§ **Required work**
Copy the passage of the parathyroid surgery introduction from "Introduction" to "or vice versa." word for word.

§ **Text section**
---+---

Introduction

Transient and long-term post-surgical hypoparathyroidism due to inadvertent removal, damage or devascularisation of parathyroid glands remains a common problem [1,2,3,4]. Accurate identification and differentiation between normal and enlarged parathyroid glands is essential for a good outcome.

Parathyroid glands can have a varied position and their small size and soft consistency increases the risk of inaccurate identification and damage at surgery. These glands may also be mistaken for other soft tissues such as lymph nodes or thyroid nodules, or vice versa.

Near-infrared fluorescence (NIRF) is one of several novel technologies that may be useful in early identification and preservation of parathyroid glands during surgery. Fluorophores re-emit light of a higher wavelength when excited by a light source. Some emit light outside of the visible spectrum in the near infra-red region (700–900 nm) [5]. NIRF has been used in surgery to aid real-time intraoperative visualisation of tissues and differentiate between tissue types [6,7,8,9,10] including sentinel lymph node mapping [6, 10,11,12]. Fluorophores that are currently available for clinical use include methylene blue (MB), indocyanine green (ICG) and 5-aminolevulinic acid (5-ALA). Intraoperative use of NIRF exploits the routes of metabolism and clearance of these agents in the body. ICG, excreted by the liver, is present in bile. This has been used to image bile ducts and liver cancers [8, 13,14,15,16,17]. MB, excreted via the kidneys, allows imaging of the ureters [7, 18]. Studies in neurosurgery have found that 5-ALA allows intraoperative assessment of tumours including meningioma [19].

Methylene blue is likely to be favourable for use in thyroid and/or parathyroid surgery as it is taken up readily by endocrine tissues [20, 21]. MB has traditionally been used intravenously in high doses (3–7.5 mg/kg) to aid naked eye identification of enlarged parathyroid glands by discolouring the gland blue. This method is thought to be very sensitive [22]. However, high-dose MB has many disadvantages. The operative field may be discoloured by blue dye; the staining may not be visualised through overlying tissue or fascia; there may be significant discolouration of the patient’s skin and urine and patients may suffer severe allergic reaction to the dye, but this is rare. At these high doses, MB also exerts neurotoxic effects, especially when used in conjunction with serotonin re-uptake inhibitors (SSRIs), adding significant morbidity to an otherwise relatively safe procedure [22, 23].

MB emits light in the near-infrared range (~ 700 nm). As near-infrared (NIR) light is invisible to the naked eye, the dye does not stain the operating field. Its presence is detected by a camera and is projected to a screen for visualisation. An additional advantage is that NIR radiation penetrates tissue better than visible light. The Fluobeam® 700 (Fluoptics, Grenoble, France) is a portable NIRF imaging system comprising of a control box linked to a camera head. The instrument head contains a class 1 laser (wavelength 680 nm), white light emitting diodes (LED) and a charge-coupled device camera. A high-band pass filter ensures that only fluorescent light over 700 nm is collected. The control box is linked to a laptop where real-time still and video images are displayed on screen and recorded.

---+---

§ **Stored data**
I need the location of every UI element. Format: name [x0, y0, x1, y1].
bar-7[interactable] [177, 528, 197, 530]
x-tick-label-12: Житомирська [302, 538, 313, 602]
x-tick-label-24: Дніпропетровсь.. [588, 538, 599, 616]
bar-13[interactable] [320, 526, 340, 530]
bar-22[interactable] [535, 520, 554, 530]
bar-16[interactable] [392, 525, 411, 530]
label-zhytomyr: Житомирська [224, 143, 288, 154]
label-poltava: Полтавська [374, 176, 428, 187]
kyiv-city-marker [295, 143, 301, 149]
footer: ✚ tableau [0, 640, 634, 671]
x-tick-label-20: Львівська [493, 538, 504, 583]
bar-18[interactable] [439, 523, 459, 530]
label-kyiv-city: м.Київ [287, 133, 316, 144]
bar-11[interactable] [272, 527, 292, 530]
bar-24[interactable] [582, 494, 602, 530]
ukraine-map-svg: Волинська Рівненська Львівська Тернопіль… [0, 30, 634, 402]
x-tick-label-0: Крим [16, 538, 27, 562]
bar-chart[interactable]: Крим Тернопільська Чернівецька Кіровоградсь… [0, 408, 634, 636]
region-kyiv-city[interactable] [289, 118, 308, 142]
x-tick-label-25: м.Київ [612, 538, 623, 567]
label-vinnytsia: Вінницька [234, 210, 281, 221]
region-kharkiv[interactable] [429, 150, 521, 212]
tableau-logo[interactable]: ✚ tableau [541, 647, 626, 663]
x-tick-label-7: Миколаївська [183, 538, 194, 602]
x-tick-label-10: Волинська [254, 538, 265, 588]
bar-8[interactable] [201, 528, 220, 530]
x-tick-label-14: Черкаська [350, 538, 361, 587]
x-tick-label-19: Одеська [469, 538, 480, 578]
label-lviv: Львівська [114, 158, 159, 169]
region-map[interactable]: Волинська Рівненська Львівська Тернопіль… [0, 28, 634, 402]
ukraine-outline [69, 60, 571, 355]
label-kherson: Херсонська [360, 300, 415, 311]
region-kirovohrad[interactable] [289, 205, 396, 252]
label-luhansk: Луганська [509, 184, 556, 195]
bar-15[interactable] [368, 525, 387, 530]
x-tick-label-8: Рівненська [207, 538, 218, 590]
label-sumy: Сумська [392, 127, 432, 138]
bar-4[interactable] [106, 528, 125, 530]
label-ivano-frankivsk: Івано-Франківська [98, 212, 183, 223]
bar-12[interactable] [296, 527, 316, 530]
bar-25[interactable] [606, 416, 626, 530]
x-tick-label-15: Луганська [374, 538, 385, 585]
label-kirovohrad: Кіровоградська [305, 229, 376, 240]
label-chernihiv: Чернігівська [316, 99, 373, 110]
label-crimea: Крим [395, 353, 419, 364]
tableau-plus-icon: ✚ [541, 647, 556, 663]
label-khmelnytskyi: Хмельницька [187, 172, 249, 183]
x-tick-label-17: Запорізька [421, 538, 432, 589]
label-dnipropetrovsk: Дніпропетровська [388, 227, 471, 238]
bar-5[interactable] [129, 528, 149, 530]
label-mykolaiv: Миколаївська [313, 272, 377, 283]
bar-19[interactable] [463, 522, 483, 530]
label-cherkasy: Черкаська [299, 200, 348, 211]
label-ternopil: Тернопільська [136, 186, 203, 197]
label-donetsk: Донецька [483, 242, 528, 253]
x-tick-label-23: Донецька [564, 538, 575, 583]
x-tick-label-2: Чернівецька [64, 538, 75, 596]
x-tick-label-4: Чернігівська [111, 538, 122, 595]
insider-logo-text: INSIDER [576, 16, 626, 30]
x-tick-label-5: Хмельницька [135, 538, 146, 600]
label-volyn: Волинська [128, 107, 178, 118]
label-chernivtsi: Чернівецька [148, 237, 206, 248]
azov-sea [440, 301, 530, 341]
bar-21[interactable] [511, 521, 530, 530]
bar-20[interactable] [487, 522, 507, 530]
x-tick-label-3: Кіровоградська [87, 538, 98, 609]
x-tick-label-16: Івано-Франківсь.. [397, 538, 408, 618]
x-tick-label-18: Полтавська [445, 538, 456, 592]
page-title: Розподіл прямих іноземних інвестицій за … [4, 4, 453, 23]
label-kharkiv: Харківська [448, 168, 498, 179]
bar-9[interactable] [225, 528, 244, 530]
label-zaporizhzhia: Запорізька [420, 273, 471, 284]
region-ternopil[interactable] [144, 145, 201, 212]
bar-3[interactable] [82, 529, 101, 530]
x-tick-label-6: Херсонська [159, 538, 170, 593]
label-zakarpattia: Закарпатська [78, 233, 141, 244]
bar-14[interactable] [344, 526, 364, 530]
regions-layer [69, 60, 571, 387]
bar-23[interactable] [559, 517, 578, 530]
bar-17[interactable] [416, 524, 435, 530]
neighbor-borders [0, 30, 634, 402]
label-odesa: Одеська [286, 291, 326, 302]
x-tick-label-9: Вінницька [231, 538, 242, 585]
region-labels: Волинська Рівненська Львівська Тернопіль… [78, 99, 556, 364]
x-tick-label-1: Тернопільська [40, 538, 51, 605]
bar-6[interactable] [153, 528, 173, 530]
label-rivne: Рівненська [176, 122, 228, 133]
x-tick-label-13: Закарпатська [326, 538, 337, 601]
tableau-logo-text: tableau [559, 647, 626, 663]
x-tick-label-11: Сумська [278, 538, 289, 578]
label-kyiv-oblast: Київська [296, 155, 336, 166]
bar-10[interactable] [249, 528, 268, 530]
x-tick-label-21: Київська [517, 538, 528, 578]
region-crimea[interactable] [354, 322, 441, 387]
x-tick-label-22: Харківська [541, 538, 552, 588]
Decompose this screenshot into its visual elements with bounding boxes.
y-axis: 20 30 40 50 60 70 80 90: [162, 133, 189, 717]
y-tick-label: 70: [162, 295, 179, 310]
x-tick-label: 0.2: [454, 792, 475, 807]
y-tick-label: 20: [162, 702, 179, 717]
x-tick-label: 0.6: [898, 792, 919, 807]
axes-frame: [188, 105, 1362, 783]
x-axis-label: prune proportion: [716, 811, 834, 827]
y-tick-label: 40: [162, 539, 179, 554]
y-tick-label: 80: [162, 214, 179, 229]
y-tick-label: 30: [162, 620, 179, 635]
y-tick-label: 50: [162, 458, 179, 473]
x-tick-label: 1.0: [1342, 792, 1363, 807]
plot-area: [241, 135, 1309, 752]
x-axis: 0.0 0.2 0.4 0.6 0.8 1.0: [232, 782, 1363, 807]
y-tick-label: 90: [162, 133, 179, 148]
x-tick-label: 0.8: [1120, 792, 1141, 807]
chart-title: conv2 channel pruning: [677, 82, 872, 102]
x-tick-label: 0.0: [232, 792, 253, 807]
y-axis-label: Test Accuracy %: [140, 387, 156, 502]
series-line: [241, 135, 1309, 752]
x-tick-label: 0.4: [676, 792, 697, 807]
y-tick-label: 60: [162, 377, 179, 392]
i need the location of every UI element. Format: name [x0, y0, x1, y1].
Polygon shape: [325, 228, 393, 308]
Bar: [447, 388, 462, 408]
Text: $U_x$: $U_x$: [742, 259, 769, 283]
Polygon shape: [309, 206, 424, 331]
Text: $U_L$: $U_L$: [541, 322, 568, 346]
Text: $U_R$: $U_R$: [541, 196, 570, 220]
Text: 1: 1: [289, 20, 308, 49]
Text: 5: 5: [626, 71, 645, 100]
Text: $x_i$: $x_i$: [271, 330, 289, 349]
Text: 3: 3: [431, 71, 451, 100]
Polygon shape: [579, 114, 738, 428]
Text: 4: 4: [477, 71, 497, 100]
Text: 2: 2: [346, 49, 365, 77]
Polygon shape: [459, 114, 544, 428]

---+---

§ **Exercise output**
Introduction

Transient and long-term post-surgical hypoparathyroidism due to inadvertent removal, damage or devascularisation of parathyroid glands remains a common problem [1,2,3,4]. Accurate identification and differentiation between normal and enlarged parathyroid glands is essential for a good outcome.

Parathyroid glands can have a varied position and their small size and soft consistency increases the risk of inaccurate identification and damage at surgery. These glands may also be mistaken for other soft tissues such as lymph nodes or thyroid nodules, or vice versa.